▸ Problem
Transcribe all the entries word for word, omitting any pictures they contain.

▸ Figure record extracts
## Begin

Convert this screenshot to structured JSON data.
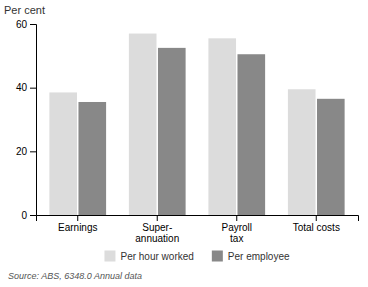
{
  "chart_data": {
    "type": "bar",
    "categories": [
      "Earnings",
      "Super-\nannuation",
      "Payroll\ntax",
      "Total costs"
    ],
    "series": [
      {
        "name": "Per hour worked",
        "color": "#dcdcdc",
        "values": [
          38.5,
          57.0,
          55.5,
          39.5
        ]
      },
      {
        "name": "Per employee",
        "color": "#888888",
        "values": [
          35.5,
          52.5,
          50.5,
          36.5
        ]
      }
    ],
    "ylabel": "Per cent",
    "ylim": [
      0,
      60
    ],
    "yticks": [
      0,
      20,
      40,
      60
    ],
    "grid": false,
    "legend": "bottom",
    "annotations": [
      "Source: ABS, 6348.0 Annual data"
    ]
  }
}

## End

▸ Task solution
Convert this screenshot to structured JSON data.
{
  "chart_data": {
    "type": "bar",
    "categories": [
      "Earnings",
      "Super-\nannuation",
      "Payroll\ntax",
      "Total costs"
    ],
    "series": [
      {
        "name": "Per hour worked",
        "color": "#dcdcdc",
        "values": [
          38.5,
          57.0,
          55.5,
          39.5
        ]
      },
      {
        "name": "Per employee",
        "color": "#888888",
        "values": [
          35.5,
          52.5,
          50.5,
          36.5
        ]
      }
    ],
    "ylabel": "Per cent",
    "ylim": [
      0,
      60
    ],
    "yticks": [
      0,
      20,
      40,
      60
    ],
    "grid": false,
    "legend": "bottom",
    "annotations": [
      "Source: ABS, 6348.0 Annual data"
    ]
  }
}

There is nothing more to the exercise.